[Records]
···

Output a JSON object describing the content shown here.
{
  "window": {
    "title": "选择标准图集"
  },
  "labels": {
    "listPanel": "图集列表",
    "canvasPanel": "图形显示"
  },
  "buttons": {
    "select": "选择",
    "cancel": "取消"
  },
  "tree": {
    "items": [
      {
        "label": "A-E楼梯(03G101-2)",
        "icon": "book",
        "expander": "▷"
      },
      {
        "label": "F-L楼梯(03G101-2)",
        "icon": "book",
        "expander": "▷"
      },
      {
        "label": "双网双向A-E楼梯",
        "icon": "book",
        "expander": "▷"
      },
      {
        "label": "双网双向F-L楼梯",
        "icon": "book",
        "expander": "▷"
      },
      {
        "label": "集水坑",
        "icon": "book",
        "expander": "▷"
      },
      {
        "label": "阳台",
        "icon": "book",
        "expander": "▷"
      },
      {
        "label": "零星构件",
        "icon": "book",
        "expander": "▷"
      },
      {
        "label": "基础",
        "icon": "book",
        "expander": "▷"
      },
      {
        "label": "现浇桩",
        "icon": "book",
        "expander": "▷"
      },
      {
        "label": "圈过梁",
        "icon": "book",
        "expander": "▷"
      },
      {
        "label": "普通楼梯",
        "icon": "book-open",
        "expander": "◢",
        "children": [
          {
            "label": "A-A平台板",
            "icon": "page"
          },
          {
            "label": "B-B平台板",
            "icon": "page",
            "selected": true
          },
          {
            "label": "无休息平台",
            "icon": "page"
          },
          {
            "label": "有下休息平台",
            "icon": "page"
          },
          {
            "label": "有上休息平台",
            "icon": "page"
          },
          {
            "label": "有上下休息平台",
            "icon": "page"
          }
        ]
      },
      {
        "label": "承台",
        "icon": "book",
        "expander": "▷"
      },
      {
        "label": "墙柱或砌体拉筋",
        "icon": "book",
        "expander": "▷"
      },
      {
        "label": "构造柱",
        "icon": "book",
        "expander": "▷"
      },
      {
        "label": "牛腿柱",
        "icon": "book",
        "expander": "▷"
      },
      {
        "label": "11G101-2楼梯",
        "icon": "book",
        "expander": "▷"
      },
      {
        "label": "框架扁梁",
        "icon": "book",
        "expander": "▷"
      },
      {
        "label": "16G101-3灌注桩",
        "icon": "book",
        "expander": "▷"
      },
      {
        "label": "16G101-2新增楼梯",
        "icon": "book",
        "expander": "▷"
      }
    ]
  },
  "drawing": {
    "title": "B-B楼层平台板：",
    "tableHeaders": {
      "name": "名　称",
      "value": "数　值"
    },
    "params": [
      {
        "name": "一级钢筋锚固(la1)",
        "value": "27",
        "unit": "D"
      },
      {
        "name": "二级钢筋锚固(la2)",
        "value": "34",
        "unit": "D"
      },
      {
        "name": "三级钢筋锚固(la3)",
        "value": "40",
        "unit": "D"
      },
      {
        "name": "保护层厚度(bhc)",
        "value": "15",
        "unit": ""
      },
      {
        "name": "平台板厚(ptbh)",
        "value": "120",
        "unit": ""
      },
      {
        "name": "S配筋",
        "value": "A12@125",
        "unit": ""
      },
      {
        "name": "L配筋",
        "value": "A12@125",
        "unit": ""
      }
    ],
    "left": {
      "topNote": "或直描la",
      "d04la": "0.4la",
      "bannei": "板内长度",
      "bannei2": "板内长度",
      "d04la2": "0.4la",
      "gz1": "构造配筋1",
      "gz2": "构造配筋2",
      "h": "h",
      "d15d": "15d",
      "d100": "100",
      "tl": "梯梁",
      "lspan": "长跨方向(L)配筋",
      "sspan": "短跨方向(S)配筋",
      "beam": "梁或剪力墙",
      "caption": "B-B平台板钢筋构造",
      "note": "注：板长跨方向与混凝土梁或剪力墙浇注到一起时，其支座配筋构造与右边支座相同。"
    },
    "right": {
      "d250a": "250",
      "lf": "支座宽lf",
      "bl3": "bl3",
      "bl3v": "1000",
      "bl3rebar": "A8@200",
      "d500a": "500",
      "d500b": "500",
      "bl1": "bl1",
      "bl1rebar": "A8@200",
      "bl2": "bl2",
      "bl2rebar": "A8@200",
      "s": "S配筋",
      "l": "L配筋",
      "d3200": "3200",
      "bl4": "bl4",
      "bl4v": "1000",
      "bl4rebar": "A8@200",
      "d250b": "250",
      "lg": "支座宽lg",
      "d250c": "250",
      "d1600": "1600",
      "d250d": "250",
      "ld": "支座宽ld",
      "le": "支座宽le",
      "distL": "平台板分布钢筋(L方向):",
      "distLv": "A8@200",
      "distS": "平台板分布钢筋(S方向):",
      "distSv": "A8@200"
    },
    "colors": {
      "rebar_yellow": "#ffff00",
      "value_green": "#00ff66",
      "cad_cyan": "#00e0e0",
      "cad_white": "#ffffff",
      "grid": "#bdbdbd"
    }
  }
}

···

**WHAT YOU NEED TO DO**:
Gather up, from the records above, each line where the word "name" appears.

**EXERCISE SOLUTION**:
      "name": "名　称",
        "name": "一级钢筋锚固(la1)",
        "name": "二级钢筋锚固(la2)",
        "name": "三级钢筋锚固(la3)",
        "name": "保护层厚度(bhc)",
        "name": "平台板厚(ptbh)",
        "name": "S配筋",
        "name": "L配筋",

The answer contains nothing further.